__Aim of the exercise__. Rewrite the records below, changing every occurrence of "Profits" to "Earnings" and keeping all other text the same. Omit the pictures from your output.

__Source data__.
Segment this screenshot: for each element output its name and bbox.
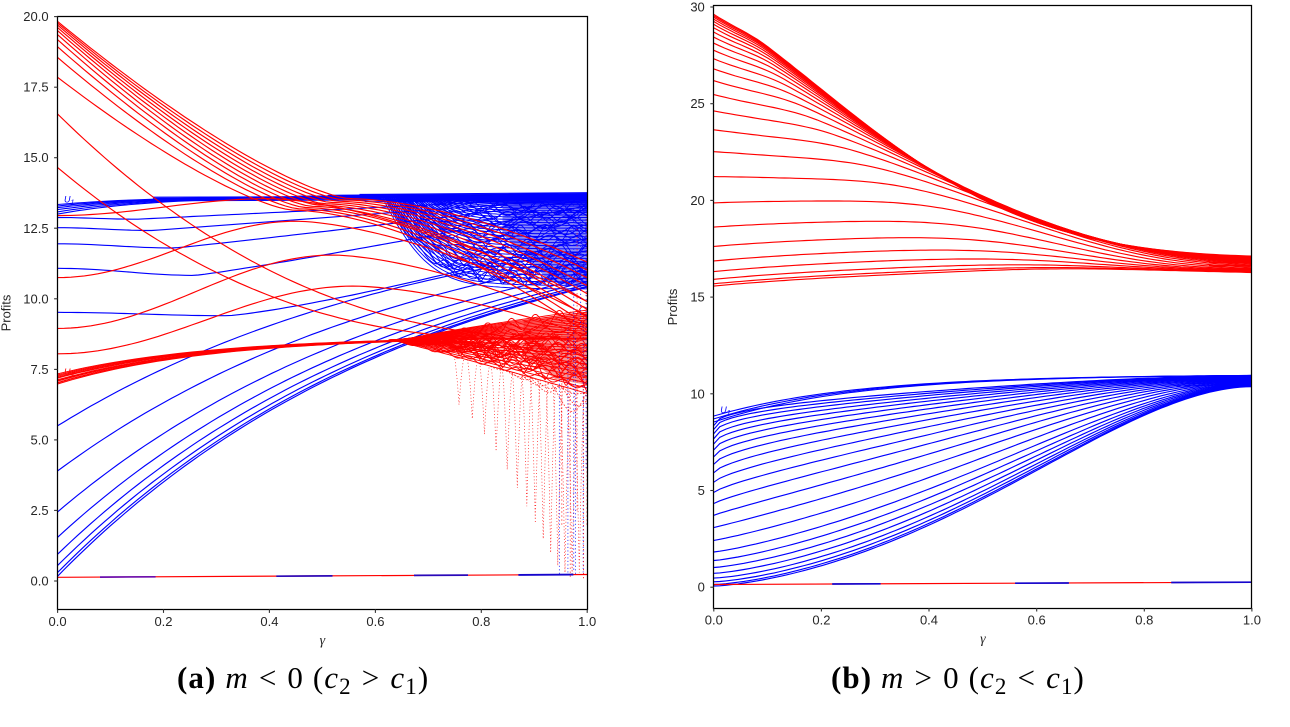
svg-text:17.5: 17.5 [23, 80, 48, 95]
svg-text:0: 0 [698, 580, 705, 595]
svg-text:5: 5 [698, 483, 705, 498]
svg-text:Profits: Profits [665, 288, 680, 325]
svg-text:γ: γ [980, 632, 986, 647]
svg-text:0.4: 0.4 [920, 613, 938, 628]
svg-text:γ: γ [320, 633, 326, 648]
svg-text:1.0: 1.0 [578, 614, 596, 629]
svg-text:1.0: 1.0 [1243, 613, 1261, 628]
svg-text:30: 30 [690, 0, 704, 15]
svg-text:5.0: 5.0 [31, 432, 49, 447]
svg-text:U1: U1 [64, 194, 75, 206]
svg-text:0.6: 0.6 [366, 614, 384, 629]
svg-text:10.0: 10.0 [23, 291, 48, 306]
svg-text:0.8: 0.8 [472, 614, 490, 629]
svg-text:0.6: 0.6 [1028, 613, 1046, 628]
svg-text:0.0: 0.0 [705, 613, 723, 628]
svg-text:7.5: 7.5 [31, 362, 49, 377]
svg-text:0.0: 0.0 [31, 574, 49, 589]
svg-text:12.5: 12.5 [23, 221, 48, 236]
svg-text:0.4: 0.4 [260, 614, 278, 629]
svg-text:Profits: Profits [0, 294, 14, 331]
svg-text:0.8: 0.8 [1135, 613, 1153, 628]
svg-text:10: 10 [690, 386, 704, 401]
svg-text:15.0: 15.0 [23, 150, 48, 165]
svg-text:15: 15 [690, 290, 704, 305]
svg-text:0.2: 0.2 [154, 614, 172, 629]
svg-text:2.5: 2.5 [31, 503, 49, 518]
svg-text:20: 20 [690, 193, 704, 208]
svg-text:0.2: 0.2 [812, 613, 830, 628]
svg-text:U2: U2 [64, 367, 75, 379]
svg-text:20.0: 20.0 [23, 9, 48, 24]
svg-text:25: 25 [690, 96, 704, 111]
svg-text:0.0: 0.0 [49, 614, 67, 629]
svg-text:U1: U1 [720, 405, 731, 417]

__In response__.
Segment this screenshot: for each element output its name and bbox.
svg-text:17.5: 17.5 [23, 80, 48, 95]
svg-text:0: 0 [698, 580, 705, 595]
svg-text:5: 5 [698, 483, 705, 498]
svg-text:Earnings: Earnings [665, 288, 680, 325]
svg-text:γ: γ [980, 632, 986, 647]
svg-text:0.4: 0.4 [920, 613, 938, 628]
svg-text:γ: γ [320, 633, 326, 648]
svg-text:1.0: 1.0 [578, 614, 596, 629]
svg-text:1.0: 1.0 [1243, 613, 1261, 628]
svg-text:30: 30 [690, 0, 704, 15]
svg-text:5.0: 5.0 [31, 432, 49, 447]
svg-text:U1: U1 [64, 194, 75, 206]
svg-text:0.6: 0.6 [366, 614, 384, 629]
svg-text:10.0: 10.0 [23, 291, 48, 306]
svg-text:0.8: 0.8 [472, 614, 490, 629]
svg-text:0.6: 0.6 [1028, 613, 1046, 628]
svg-text:0.0: 0.0 [705, 613, 723, 628]
svg-text:7.5: 7.5 [31, 362, 49, 377]
svg-text:0.0: 0.0 [31, 574, 49, 589]
svg-text:12.5: 12.5 [23, 221, 48, 236]
svg-text:0.4: 0.4 [260, 614, 278, 629]
svg-text:Earnings: Earnings [0, 294, 14, 331]
svg-text:0.8: 0.8 [1135, 613, 1153, 628]
svg-text:10: 10 [690, 386, 704, 401]
svg-text:15.0: 15.0 [23, 150, 48, 165]
svg-text:15: 15 [690, 290, 704, 305]
svg-text:0.2: 0.2 [154, 614, 172, 629]
svg-text:2.5: 2.5 [31, 503, 49, 518]
svg-text:20: 20 [690, 193, 704, 208]
svg-text:0.2: 0.2 [812, 613, 830, 628]
svg-text:U2: U2 [64, 367, 75, 379]
svg-text:20.0: 20.0 [23, 9, 48, 24]
svg-text:25: 25 [690, 96, 704, 111]
svg-text:0.0: 0.0 [49, 614, 67, 629]
svg-text:U1: U1 [720, 405, 731, 417]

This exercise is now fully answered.